- [What to work on] Images should be left out, and everything else in the listing reproduced exactly.
## START Material provided
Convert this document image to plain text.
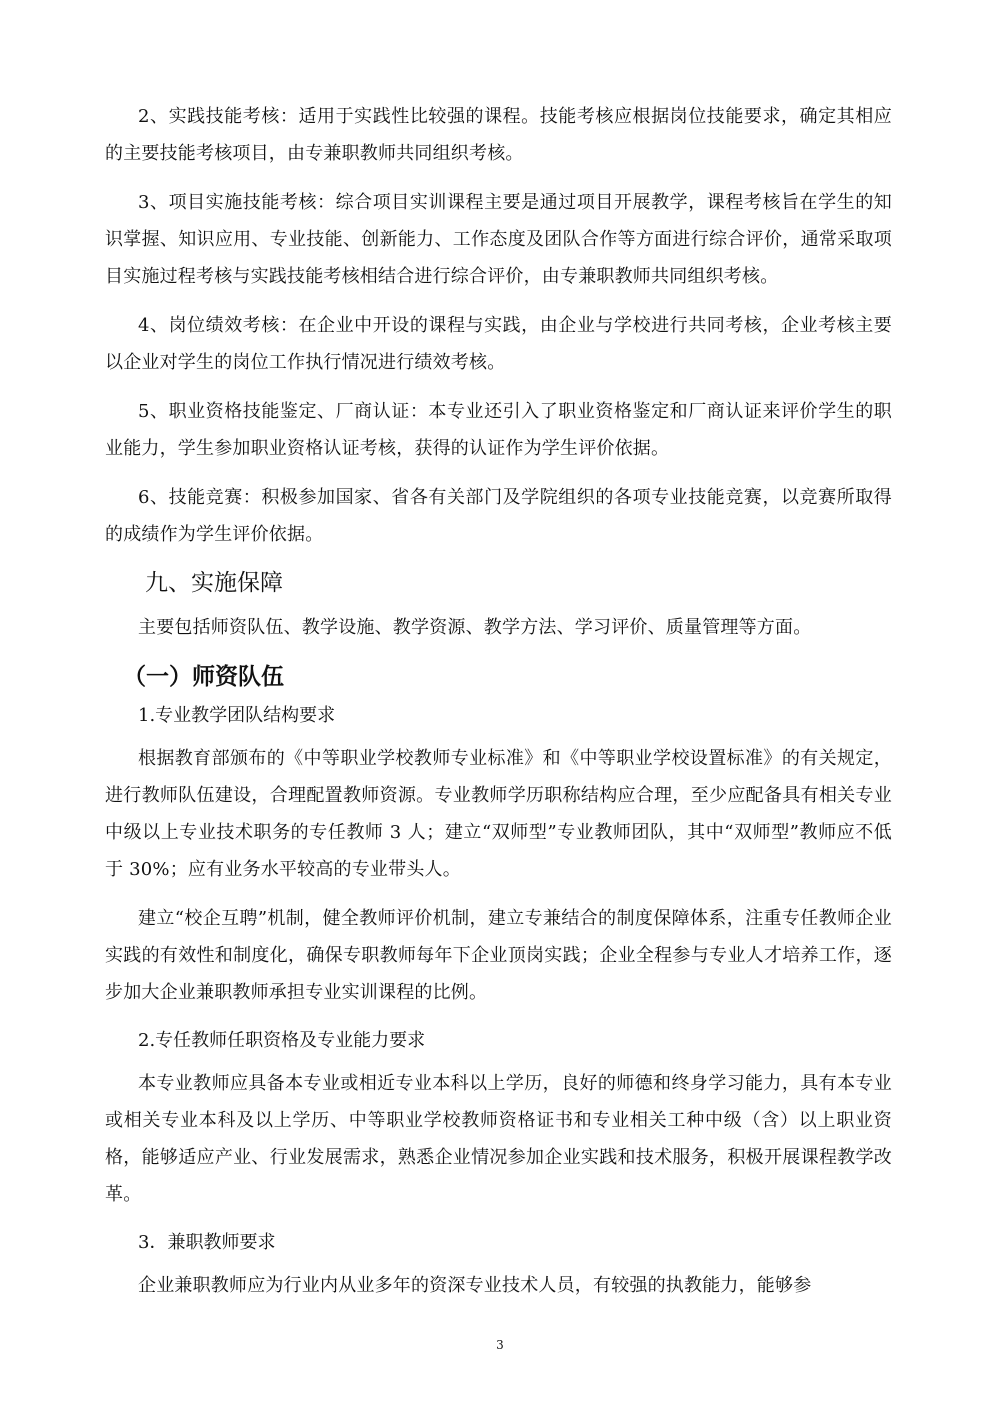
2、实践技能考核：适用于实践性比较强的课程。技能考核应根据岗位技能要求，确定其相应的主要技能考核项目，由专兼职教师共同组织考核。

3、项目实施技能考核：综合项目实训课程主要是通过项目开展教学，课程考核旨在学生的知识掌握、知识应用、专业技能、创新能力、工作态度及团队合作等方面进行综合评价，通常采取项目实施过程考核与实践技能考核相结合进行综合评价，由专兼职教师共同组织考核。

4、岗位绩效考核：在企业中开设的课程与实践，由企业与学校进行共同考核，企业考核主要以企业对学生的岗位工作执行情况进行绩效考核。

5、职业资格技能鉴定、厂商认证：本专业还引入了职业资格鉴定和厂商认证来评价学生的职业能力，学生参加职业资格认证考核，获得的认证作为学生评价依据。

6、技能竞赛：积极参加国家、省各有关部门及学院组织的各项专业技能竞赛，以竞赛所取得的成绩作为学生评价依据。

九、实施保障

主要包括师资队伍、教学设施、教学资源、教学方法、学习评价、质量管理等方面。

（一）师资队伍

1.专业教学团队结构要求

根据教育部颁布的《中等职业学校教师专业标准》和《中等职业学校设置标准》的有关规定，进行教师队伍建设，合理配置教师资源。专业教师学历职称结构应合理，至少应配备具有相关专业中级以上专业技术职务的专任教师 3 人；建立“双师型”专业教师团队，其中“双师型”教师应不低于 30%；应有业务水平较高的专业带头人。

建立“校企互聘”机制，健全教师评价机制，建立专兼结合的制度保障体系，注重专任教师企业实践的有效性和制度化，确保专职教师每年下企业顶岗实践；企业全程参与专业人才培养工作，逐步加大企业兼职教师承担专业实训课程的比例。

2.专任教师任职资格及专业能力要求

本专业教师应具备本专业或相近专业本科以上学历，良好的师德和终身学习能力，具有本专业或相关专业本科及以上学历、中等职业学校教师资格证书和专业相关工种中级（含）以上职业资格，能够适应产业、行业发展需求，熟悉企业情况参加企业实践和技术服务，积极开展课程教学改革。

3．兼职教师要求

企业兼职教师应为行业内从业多年的资深专业技术人员，有较强的执教能力，能够参

3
## END Material provided
- [Exercise answer]
Convert this document image to plain text.
2、实践技能考核：适用于实践性比较强的课程。技能考核应根据岗位技能要求，确定其相应的主要技能考核项目，由专兼职教师共同组织考核。

3、项目实施技能考核：综合项目实训课程主要是通过项目开展教学，课程考核旨在学生的知识掌握、知识应用、专业技能、创新能力、工作态度及团队合作等方面进行综合评价，通常采取项目实施过程考核与实践技能考核相结合进行综合评价，由专兼职教师共同组织考核。

4、岗位绩效考核：在企业中开设的课程与实践，由企业与学校进行共同考核，企业考核主要以企业对学生的岗位工作执行情况进行绩效考核。

5、职业资格技能鉴定、厂商认证：本专业还引入了职业资格鉴定和厂商认证来评价学生的职业能力，学生参加职业资格认证考核，获得的认证作为学生评价依据。

6、技能竞赛：积极参加国家、省各有关部门及学院组织的各项专业技能竞赛，以竞赛所取得的成绩作为学生评价依据。

九、实施保障

主要包括师资队伍、教学设施、教学资源、教学方法、学习评价、质量管理等方面。

（一）师资队伍

1.专业教学团队结构要求

根据教育部颁布的《中等职业学校教师专业标准》和《中等职业学校设置标准》的有关规定，进行教师队伍建设，合理配置教师资源。专业教师学历职称结构应合理，至少应配备具有相关专业中级以上专业技术职务的专任教师 3 人；建立“双师型”专业教师团队，其中“双师型”教师应不低于 30%；应有业务水平较高的专业带头人。

建立“校企互聘”机制，健全教师评价机制，建立专兼结合的制度保障体系，注重专任教师企业实践的有效性和制度化，确保专职教师每年下企业顶岗实践；企业全程参与专业人才培养工作，逐步加大企业兼职教师承担专业实训课程的比例。

2.专任教师任职资格及专业能力要求

本专业教师应具备本专业或相近专业本科以上学历，良好的师德和终身学习能力，具有本专业或相关专业本科及以上学历、中等职业学校教师资格证书和专业相关工种中级（含）以上职业资格，能够适应产业、行业发展需求，熟悉企业情况参加企业实践和技术服务，积极开展课程教学改革。

3．兼职教师要求

企业兼职教师应为行业内从业多年的资深专业技术人员，有较强的执教能力，能够参

3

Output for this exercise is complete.